▶ _Exercise details_
Read the entries below and pull out each line with the string "ylabel".

▶ _Material for this exercise_
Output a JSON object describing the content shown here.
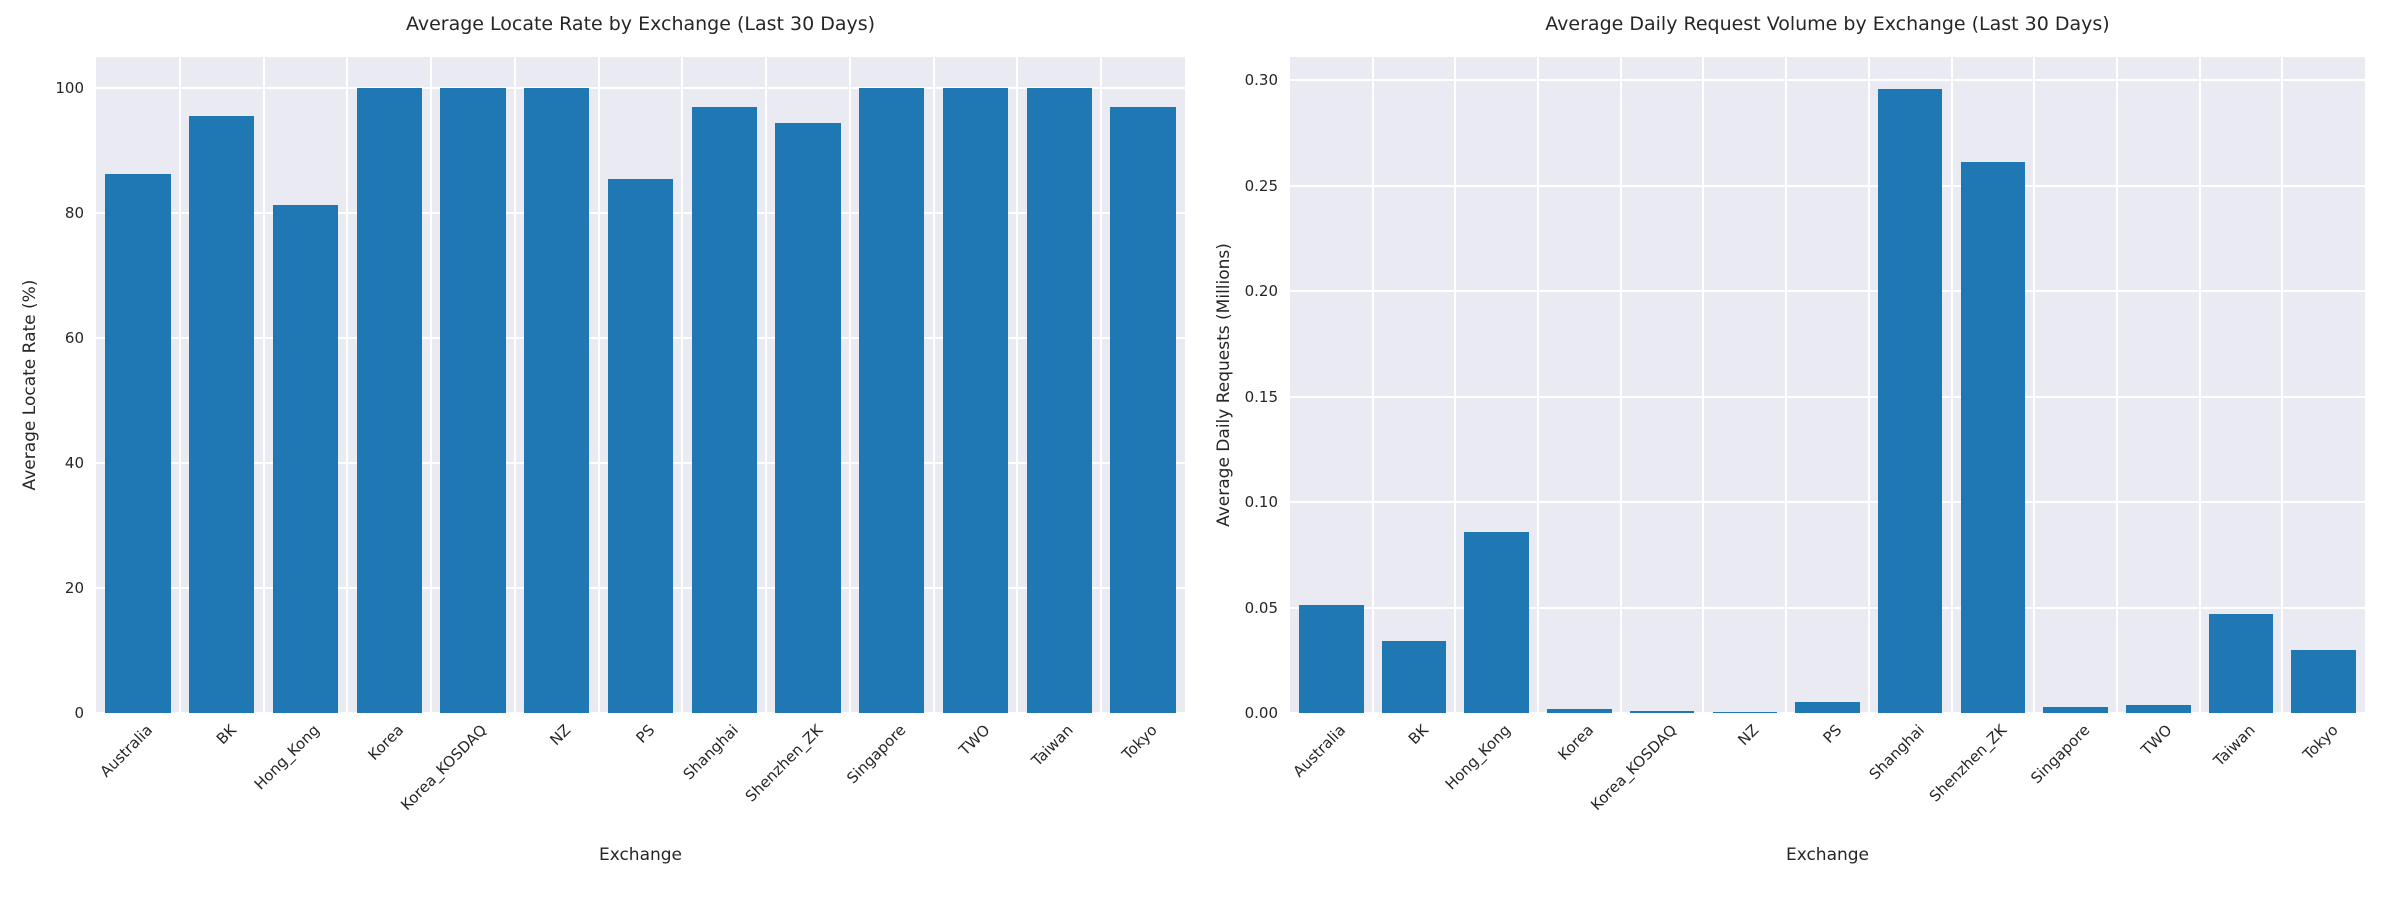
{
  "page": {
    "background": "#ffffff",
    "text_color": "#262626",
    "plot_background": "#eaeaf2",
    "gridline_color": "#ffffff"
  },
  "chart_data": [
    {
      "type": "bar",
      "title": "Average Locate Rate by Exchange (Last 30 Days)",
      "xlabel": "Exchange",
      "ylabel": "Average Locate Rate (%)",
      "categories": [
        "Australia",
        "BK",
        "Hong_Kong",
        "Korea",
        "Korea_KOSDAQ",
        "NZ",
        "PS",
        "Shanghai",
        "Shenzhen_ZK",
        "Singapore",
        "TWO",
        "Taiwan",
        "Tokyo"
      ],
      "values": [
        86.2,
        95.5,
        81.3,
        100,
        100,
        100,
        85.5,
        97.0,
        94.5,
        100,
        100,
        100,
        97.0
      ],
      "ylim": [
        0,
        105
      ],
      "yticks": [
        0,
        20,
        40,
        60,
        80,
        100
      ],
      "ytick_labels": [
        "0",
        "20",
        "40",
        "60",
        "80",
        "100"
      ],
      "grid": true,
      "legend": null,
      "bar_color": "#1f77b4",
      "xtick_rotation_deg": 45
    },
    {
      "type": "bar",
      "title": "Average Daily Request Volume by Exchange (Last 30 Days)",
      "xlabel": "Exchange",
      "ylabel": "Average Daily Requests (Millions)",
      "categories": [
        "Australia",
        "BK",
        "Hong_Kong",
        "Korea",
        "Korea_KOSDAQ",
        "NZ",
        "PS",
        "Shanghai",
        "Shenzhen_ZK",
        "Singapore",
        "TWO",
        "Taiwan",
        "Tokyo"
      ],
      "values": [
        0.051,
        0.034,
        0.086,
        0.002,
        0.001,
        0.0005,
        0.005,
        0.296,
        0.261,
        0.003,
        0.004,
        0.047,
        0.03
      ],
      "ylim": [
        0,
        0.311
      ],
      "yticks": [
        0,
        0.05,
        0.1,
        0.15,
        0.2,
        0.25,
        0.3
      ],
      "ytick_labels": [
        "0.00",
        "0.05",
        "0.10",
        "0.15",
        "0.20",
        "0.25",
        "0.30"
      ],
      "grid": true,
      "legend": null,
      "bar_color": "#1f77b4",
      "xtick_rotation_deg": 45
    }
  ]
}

* * *

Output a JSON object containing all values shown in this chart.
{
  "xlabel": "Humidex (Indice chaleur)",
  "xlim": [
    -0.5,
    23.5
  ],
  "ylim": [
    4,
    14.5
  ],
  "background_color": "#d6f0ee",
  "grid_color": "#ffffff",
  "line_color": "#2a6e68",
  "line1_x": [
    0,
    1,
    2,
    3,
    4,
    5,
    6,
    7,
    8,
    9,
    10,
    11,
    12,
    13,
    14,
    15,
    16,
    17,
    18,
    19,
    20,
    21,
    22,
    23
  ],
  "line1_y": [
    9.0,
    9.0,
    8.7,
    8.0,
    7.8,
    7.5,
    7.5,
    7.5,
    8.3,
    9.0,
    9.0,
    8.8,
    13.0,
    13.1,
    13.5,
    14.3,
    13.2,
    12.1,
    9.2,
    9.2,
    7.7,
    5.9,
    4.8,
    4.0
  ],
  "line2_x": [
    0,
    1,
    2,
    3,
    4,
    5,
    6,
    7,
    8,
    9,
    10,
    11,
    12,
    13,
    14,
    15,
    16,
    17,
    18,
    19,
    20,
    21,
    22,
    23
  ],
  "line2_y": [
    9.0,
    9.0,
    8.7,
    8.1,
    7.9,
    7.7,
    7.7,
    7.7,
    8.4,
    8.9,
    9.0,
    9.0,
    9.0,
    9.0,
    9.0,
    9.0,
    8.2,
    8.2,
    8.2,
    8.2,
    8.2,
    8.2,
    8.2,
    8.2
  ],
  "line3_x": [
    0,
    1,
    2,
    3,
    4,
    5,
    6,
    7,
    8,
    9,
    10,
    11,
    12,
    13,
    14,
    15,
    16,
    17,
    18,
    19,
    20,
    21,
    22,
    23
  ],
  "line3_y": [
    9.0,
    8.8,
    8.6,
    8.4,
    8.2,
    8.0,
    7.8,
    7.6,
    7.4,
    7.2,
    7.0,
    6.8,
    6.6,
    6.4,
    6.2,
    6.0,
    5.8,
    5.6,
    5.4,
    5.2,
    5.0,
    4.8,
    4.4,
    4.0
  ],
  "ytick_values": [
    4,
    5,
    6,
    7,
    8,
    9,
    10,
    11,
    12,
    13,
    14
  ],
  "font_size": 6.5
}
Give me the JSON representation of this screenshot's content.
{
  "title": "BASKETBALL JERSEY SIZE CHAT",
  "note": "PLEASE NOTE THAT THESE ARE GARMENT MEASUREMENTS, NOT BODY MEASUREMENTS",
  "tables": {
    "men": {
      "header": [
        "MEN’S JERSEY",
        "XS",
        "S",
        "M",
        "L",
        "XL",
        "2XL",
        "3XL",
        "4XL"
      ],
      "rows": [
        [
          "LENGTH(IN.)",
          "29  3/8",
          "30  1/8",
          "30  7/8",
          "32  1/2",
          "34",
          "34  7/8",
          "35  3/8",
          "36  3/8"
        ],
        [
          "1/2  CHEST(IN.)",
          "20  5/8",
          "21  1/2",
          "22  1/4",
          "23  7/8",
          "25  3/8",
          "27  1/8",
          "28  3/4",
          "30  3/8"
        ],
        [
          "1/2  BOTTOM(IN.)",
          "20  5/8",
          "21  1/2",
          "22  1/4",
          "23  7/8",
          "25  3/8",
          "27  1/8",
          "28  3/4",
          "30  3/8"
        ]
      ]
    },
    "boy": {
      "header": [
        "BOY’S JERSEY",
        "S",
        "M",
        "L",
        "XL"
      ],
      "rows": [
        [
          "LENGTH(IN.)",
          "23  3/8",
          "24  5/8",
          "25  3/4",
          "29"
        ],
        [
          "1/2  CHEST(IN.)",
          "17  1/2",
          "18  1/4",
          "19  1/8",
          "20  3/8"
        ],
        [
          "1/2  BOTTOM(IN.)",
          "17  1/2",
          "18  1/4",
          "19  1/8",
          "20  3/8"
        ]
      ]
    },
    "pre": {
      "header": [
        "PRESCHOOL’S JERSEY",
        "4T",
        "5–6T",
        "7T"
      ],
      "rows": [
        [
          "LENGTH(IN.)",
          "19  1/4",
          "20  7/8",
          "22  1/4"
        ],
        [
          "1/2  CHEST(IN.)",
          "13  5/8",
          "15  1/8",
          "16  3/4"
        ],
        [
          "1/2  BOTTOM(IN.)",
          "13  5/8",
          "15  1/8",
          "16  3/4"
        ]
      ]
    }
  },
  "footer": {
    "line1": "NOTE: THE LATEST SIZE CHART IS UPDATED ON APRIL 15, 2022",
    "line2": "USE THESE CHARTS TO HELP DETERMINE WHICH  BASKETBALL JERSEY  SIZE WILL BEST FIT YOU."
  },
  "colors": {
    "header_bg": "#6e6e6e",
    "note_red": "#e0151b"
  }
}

--

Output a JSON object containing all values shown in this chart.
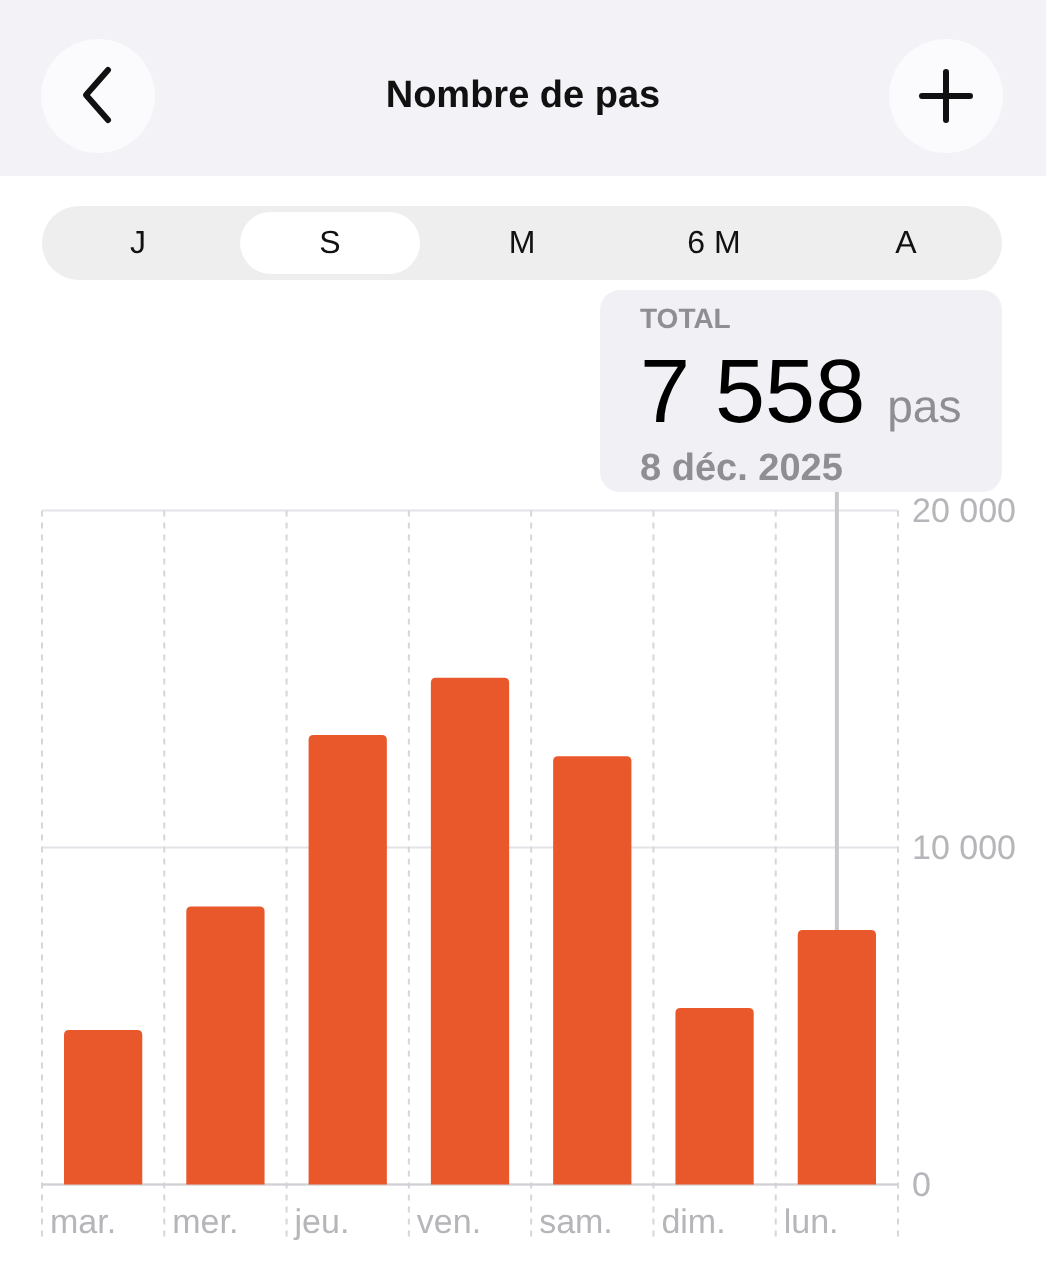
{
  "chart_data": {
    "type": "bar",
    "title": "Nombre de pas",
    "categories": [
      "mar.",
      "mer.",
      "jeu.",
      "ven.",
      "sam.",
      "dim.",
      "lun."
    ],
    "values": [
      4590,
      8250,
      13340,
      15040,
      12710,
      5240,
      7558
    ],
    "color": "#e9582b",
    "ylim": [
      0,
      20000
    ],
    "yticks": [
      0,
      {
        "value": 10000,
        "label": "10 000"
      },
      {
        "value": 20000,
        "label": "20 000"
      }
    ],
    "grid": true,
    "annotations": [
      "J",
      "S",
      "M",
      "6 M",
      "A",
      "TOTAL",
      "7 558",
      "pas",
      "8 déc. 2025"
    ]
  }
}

▶ _Written response_
      "ylabel": "Average Locate Rate (%)",
      "ylabel": "Average Daily Requests (Millions)",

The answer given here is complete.